REQUIRED WORK: The records that follow must be repeated verbatim, every one of them.

* BEGIN GIVEN DATA *

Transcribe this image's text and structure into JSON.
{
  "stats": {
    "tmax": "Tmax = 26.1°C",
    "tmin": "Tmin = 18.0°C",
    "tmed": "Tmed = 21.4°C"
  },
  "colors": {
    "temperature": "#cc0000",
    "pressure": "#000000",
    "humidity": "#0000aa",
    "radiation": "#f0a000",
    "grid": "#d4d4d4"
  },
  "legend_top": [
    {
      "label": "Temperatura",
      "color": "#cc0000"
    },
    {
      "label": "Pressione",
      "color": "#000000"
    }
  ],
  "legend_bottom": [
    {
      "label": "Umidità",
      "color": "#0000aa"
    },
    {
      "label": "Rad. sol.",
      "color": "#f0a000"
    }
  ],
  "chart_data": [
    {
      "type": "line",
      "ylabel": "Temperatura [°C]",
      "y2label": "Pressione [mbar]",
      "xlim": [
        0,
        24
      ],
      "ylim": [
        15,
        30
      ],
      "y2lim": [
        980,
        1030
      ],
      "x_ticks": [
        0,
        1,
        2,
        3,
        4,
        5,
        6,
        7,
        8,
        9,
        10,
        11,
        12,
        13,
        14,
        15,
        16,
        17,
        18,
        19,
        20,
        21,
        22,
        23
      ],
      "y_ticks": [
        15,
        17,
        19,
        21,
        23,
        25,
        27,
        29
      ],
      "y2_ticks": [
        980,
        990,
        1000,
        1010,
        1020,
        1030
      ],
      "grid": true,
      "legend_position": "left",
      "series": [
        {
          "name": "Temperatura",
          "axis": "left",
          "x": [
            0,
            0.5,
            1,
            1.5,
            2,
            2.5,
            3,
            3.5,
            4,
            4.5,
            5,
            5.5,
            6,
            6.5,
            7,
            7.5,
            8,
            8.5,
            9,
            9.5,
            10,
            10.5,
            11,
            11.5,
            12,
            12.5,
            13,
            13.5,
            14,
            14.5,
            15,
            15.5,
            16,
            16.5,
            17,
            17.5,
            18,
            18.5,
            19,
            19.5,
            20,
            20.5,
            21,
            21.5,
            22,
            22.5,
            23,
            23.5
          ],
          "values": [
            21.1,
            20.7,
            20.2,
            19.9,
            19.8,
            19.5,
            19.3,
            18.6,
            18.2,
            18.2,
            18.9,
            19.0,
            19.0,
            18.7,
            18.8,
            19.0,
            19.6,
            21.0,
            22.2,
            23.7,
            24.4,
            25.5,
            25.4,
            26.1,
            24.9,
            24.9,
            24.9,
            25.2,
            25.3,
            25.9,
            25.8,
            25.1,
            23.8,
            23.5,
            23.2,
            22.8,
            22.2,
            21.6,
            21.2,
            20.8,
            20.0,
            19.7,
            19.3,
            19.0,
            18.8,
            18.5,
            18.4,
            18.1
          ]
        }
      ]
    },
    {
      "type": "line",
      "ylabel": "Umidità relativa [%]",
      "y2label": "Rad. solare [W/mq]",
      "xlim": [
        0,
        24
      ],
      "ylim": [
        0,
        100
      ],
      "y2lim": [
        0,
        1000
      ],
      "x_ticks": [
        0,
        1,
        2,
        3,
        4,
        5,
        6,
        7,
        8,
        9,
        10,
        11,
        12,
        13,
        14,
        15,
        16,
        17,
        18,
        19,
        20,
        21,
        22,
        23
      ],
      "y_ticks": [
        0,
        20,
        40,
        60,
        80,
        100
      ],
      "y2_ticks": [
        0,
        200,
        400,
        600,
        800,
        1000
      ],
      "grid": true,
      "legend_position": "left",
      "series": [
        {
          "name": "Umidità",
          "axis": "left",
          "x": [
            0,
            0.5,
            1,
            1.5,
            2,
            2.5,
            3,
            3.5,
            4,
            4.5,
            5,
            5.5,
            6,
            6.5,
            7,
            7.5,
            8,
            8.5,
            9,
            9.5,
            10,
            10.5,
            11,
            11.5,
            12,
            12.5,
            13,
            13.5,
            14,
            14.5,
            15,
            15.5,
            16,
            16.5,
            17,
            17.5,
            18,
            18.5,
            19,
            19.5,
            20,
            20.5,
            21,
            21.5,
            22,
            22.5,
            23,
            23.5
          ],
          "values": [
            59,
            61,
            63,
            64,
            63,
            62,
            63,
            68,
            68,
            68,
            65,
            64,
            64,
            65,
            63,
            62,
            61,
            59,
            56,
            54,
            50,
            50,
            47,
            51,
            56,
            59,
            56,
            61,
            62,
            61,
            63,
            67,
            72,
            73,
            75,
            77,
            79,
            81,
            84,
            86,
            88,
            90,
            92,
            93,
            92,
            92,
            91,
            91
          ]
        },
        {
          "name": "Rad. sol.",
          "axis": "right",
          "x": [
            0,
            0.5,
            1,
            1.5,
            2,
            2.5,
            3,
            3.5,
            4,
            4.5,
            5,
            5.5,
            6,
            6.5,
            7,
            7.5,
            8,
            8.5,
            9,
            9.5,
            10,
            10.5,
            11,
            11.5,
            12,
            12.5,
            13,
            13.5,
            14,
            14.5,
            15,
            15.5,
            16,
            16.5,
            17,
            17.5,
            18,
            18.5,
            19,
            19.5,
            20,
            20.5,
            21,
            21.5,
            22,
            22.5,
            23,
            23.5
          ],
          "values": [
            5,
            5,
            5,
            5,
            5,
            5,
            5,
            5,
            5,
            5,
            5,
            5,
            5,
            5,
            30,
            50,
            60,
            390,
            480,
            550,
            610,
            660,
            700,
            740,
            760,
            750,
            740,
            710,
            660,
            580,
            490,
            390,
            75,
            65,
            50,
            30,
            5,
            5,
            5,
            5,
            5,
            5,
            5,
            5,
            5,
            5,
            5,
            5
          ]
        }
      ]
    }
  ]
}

* END GIVEN DATA *

RIGHT ANSWER:
Transcribe this image's text and structure into JSON.
{
  "stats": {
    "tmax": "Tmax = 26.1°C",
    "tmin": "Tmin = 18.0°C",
    "tmed": "Tmed = 21.4°C"
  },
  "colors": {
    "temperature": "#cc0000",
    "pressure": "#000000",
    "humidity": "#0000aa",
    "radiation": "#f0a000",
    "grid": "#d4d4d4"
  },
  "legend_top": [
    {
      "label": "Temperatura",
      "color": "#cc0000"
    },
    {
      "label": "Pressione",
      "color": "#000000"
    }
  ],
  "legend_bottom": [
    {
      "label": "Umidità",
      "color": "#0000aa"
    },
    {
      "label": "Rad. sol.",
      "color": "#f0a000"
    }
  ],
  "chart_data": [
    {
      "type": "line",
      "ylabel": "Temperatura [°C]",
      "y2label": "Pressione [mbar]",
      "xlim": [
        0,
        24
      ],
      "ylim": [
        15,
        30
      ],
      "y2lim": [
        980,
        1030
      ],
      "x_ticks": [
        0,
        1,
        2,
        3,
        4,
        5,
        6,
        7,
        8,
        9,
        10,
        11,
        12,
        13,
        14,
        15,
        16,
        17,
        18,
        19,
        20,
        21,
        22,
        23
      ],
      "y_ticks": [
        15,
        17,
        19,
        21,
        23,
        25,
        27,
        29
      ],
      "y2_ticks": [
        980,
        990,
        1000,
        1010,
        1020,
        1030
      ],
      "grid": true,
      "legend_position": "left",
      "series": [
        {
          "name": "Temperatura",
          "axis": "left",
          "x": [
            0,
            0.5,
            1,
            1.5,
            2,
            2.5,
            3,
            3.5,
            4,
            4.5,
            5,
            5.5,
            6,
            6.5,
            7,
            7.5,
            8,
            8.5,
            9,
            9.5,
            10,
            10.5,
            11,
            11.5,
            12,
            12.5,
            13,
            13.5,
            14,
            14.5,
            15,
            15.5,
            16,
            16.5,
            17,
            17.5,
            18,
            18.5,
            19,
            19.5,
            20,
            20.5,
            21,
            21.5,
            22,
            22.5,
            23,
            23.5
          ],
          "values": [
            21.1,
            20.7,
            20.2,
            19.9,
            19.8,
            19.5,
            19.3,
            18.6,
            18.2,
            18.2,
            18.9,
            19.0,
            19.0,
            18.7,
            18.8,
            19.0,
            19.6,
            21.0,
            22.2,
            23.7,
            24.4,
            25.5,
            25.4,
            26.1,
            24.9,
            24.9,
            24.9,
            25.2,
            25.3,
            25.9,
            25.8,
            25.1,
            23.8,
            23.5,
            23.2,
            22.8,
            22.2,
            21.6,
            21.2,
            20.8,
            20.0,
            19.7,
            19.3,
            19.0,
            18.8,
            18.5,
            18.4,
            18.1
          ]
        }
      ]
    },
    {
      "type": "line",
      "ylabel": "Umidità relativa [%]",
      "y2label": "Rad. solare [W/mq]",
      "xlim": [
        0,
        24
      ],
      "ylim": [
        0,
        100
      ],
      "y2lim": [
        0,
        1000
      ],
      "x_ticks": [
        0,
        1,
        2,
        3,
        4,
        5,
        6,
        7,
        8,
        9,
        10,
        11,
        12,
        13,
        14,
        15,
        16,
        17,
        18,
        19,
        20,
        21,
        22,
        23
      ],
      "y_ticks": [
        0,
        20,
        40,
        60,
        80,
        100
      ],
      "y2_ticks": [
        0,
        200,
        400,
        600,
        800,
        1000
      ],
      "grid": true,
      "legend_position": "left",
      "series": [
        {
          "name": "Umidità",
          "axis": "left",
          "x": [
            0,
            0.5,
            1,
            1.5,
            2,
            2.5,
            3,
            3.5,
            4,
            4.5,
            5,
            5.5,
            6,
            6.5,
            7,
            7.5,
            8,
            8.5,
            9,
            9.5,
            10,
            10.5,
            11,
            11.5,
            12,
            12.5,
            13,
            13.5,
            14,
            14.5,
            15,
            15.5,
            16,
            16.5,
            17,
            17.5,
            18,
            18.5,
            19,
            19.5,
            20,
            20.5,
            21,
            21.5,
            22,
            22.5,
            23,
            23.5
          ],
          "values": [
            59,
            61,
            63,
            64,
            63,
            62,
            63,
            68,
            68,
            68,
            65,
            64,
            64,
            65,
            63,
            62,
            61,
            59,
            56,
            54,
            50,
            50,
            47,
            51,
            56,
            59,
            56,
            61,
            62,
            61,
            63,
            67,
            72,
            73,
            75,
            77,
            79,
            81,
            84,
            86,
            88,
            90,
            92,
            93,
            92,
            92,
            91,
            91
          ]
        },
        {
          "name": "Rad. sol.",
          "axis": "right",
          "x": [
            0,
            0.5,
            1,
            1.5,
            2,
            2.5,
            3,
            3.5,
            4,
            4.5,
            5,
            5.5,
            6,
            6.5,
            7,
            7.5,
            8,
            8.5,
            9,
            9.5,
            10,
            10.5,
            11,
            11.5,
            12,
            12.5,
            13,
            13.5,
            14,
            14.5,
            15,
            15.5,
            16,
            16.5,
            17,
            17.5,
            18,
            18.5,
            19,
            19.5,
            20,
            20.5,
            21,
            21.5,
            22,
            22.5,
            23,
            23.5
          ],
          "values": [
            5,
            5,
            5,
            5,
            5,
            5,
            5,
            5,
            5,
            5,
            5,
            5,
            5,
            5,
            30,
            50,
            60,
            390,
            480,
            550,
            610,
            660,
            700,
            740,
            760,
            750,
            740,
            710,
            660,
            580,
            490,
            390,
            75,
            65,
            50,
            30,
            5,
            5,
            5,
            5,
            5,
            5,
            5,
            5,
            5,
            5,
            5,
            5
          ]
        }
      ]
    }
  ]
}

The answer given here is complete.